▶ _Instructions to follow_:
Give the total number of lines with the word "attached" in them, and no other words.

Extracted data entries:

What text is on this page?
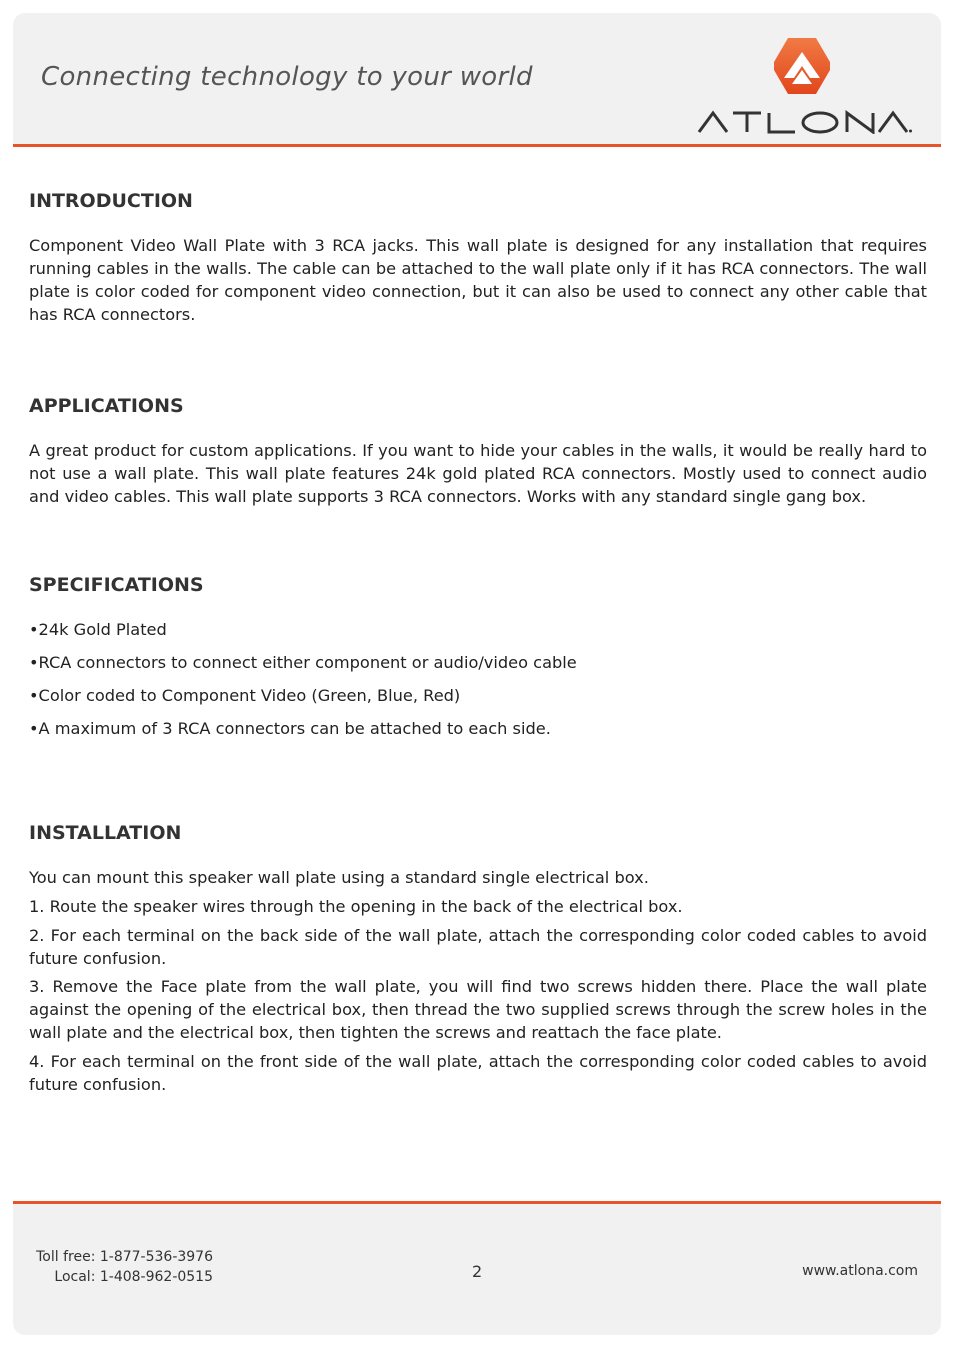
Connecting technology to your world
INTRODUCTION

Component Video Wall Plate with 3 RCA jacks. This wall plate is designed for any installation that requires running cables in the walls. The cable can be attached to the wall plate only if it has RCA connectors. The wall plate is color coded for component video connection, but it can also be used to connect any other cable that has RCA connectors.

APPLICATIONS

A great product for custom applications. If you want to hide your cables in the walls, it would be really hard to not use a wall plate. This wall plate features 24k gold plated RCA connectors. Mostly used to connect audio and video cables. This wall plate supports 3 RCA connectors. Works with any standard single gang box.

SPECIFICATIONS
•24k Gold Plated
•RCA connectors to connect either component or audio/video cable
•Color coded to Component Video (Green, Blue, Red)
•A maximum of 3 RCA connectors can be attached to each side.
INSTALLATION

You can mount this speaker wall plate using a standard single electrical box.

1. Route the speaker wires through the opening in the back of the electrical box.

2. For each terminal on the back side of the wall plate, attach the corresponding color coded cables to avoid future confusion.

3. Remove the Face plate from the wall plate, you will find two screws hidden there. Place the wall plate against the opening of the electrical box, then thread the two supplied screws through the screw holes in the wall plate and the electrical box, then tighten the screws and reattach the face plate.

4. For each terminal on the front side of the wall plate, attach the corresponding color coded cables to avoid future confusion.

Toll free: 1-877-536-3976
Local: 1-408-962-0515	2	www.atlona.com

...

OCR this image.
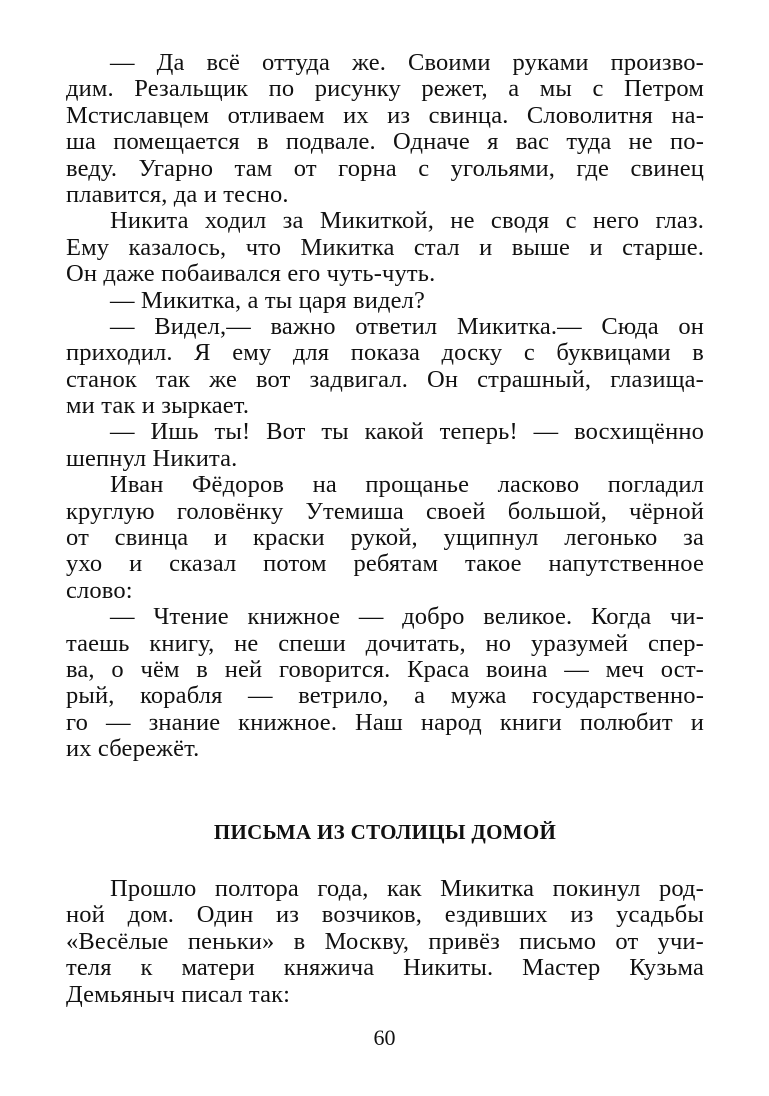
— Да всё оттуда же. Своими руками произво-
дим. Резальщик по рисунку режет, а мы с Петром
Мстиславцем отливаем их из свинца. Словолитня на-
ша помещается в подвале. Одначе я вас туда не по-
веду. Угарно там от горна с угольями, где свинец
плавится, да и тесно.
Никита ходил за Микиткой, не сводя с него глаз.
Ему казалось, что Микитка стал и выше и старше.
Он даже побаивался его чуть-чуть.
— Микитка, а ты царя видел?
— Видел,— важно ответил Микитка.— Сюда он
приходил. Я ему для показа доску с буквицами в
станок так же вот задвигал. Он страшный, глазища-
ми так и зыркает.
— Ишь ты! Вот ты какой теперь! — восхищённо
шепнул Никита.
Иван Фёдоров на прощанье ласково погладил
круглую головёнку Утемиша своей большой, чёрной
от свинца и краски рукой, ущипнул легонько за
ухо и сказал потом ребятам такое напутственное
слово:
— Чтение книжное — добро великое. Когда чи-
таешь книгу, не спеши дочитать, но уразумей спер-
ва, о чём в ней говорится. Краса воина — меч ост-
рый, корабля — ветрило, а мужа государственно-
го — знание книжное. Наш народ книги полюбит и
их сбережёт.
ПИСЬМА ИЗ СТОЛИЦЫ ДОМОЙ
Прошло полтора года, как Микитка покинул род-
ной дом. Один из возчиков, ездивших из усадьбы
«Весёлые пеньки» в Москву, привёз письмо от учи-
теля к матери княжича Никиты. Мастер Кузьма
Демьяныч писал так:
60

▶ _Task output_:
2